- EXERCISE: Copy every entry precisely.

[Dataset entries]
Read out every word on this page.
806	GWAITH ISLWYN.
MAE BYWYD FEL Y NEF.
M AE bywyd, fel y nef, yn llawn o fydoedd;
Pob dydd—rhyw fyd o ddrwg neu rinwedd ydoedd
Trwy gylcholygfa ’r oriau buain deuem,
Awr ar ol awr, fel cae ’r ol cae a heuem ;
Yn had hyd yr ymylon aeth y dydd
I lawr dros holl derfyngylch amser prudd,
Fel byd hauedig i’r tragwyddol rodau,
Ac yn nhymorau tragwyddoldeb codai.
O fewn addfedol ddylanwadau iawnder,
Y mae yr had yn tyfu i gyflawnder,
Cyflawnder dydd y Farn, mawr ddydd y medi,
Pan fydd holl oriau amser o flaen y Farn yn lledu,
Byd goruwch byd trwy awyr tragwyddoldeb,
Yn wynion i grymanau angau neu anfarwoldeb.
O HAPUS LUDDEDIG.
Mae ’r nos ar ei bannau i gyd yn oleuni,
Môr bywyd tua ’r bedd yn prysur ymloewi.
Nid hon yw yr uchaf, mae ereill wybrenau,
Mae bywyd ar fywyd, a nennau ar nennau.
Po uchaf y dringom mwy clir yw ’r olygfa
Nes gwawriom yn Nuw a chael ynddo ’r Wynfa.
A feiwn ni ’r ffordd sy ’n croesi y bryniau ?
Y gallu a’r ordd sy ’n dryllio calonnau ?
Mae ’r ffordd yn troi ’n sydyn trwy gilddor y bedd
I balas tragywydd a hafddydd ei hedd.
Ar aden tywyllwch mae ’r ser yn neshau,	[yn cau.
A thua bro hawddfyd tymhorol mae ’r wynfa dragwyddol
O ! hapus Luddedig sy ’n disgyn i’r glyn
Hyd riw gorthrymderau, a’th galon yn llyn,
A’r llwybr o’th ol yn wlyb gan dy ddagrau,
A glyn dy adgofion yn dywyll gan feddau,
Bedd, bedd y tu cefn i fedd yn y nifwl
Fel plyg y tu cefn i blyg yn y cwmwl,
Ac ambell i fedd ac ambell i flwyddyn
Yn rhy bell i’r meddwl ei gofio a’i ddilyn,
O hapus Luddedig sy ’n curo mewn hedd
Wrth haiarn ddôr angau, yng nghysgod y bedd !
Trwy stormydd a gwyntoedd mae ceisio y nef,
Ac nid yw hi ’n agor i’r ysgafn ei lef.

- TASK RESPONSE:
Read out every word on this page.
806	GWAITH ISLWYN.
MAE BYWYD FEL Y NEF.
M AE bywyd, fel y nef, yn llawn o fydoedd;
Pob dydd—rhyw fyd o ddrwg neu rinwedd ydoedd
Trwy gylcholygfa ’r oriau buain deuem,
Awr ar ol awr, fel cae ’r ol cae a heuem ;
Yn had hyd yr ymylon aeth y dydd
I lawr dros holl derfyngylch amser prudd,
Fel byd hauedig i’r tragwyddol rodau,
Ac yn nhymorau tragwyddoldeb codai.
O fewn addfedol ddylanwadau iawnder,
Y mae yr had yn tyfu i gyflawnder,
Cyflawnder dydd y Farn, mawr ddydd y medi,
Pan fydd holl oriau amser o flaen y Farn yn lledu,
Byd goruwch byd trwy awyr tragwyddoldeb,
Yn wynion i grymanau angau neu anfarwoldeb.
O HAPUS LUDDEDIG.
Mae ’r nos ar ei bannau i gyd yn oleuni,
Môr bywyd tua ’r bedd yn prysur ymloewi.
Nid hon yw yr uchaf, mae ereill wybrenau,
Mae bywyd ar fywyd, a nennau ar nennau.
Po uchaf y dringom mwy clir yw ’r olygfa
Nes gwawriom yn Nuw a chael ynddo ’r Wynfa.
A feiwn ni ’r ffordd sy ’n croesi y bryniau ?
Y gallu a’r ordd sy ’n dryllio calonnau ?
Mae ’r ffordd yn troi ’n sydyn trwy gilddor y bedd
I balas tragywydd a hafddydd ei hedd.
Ar aden tywyllwch mae ’r ser yn neshau,	[yn cau.
A thua bro hawddfyd tymhorol mae ’r wynfa dragwyddol
O ! hapus Luddedig sy ’n disgyn i’r glyn
Hyd riw gorthrymderau, a’th galon yn llyn,
A’r llwybr o’th ol yn wlyb gan dy ddagrau,
A glyn dy adgofion yn dywyll gan feddau,
Bedd, bedd y tu cefn i fedd yn y nifwl
Fel plyg y tu cefn i blyg yn y cwmwl,
Ac ambell i fedd ac ambell i flwyddyn
Yn rhy bell i’r meddwl ei gofio a’i ddilyn,
O hapus Luddedig sy ’n curo mewn hedd
Wrth haiarn ddôr angau, yng nghysgod y bedd !
Trwy stormydd a gwyntoedd mae ceisio y nef,
Ac nid yw hi ’n agor i’r ysgafn ei lef.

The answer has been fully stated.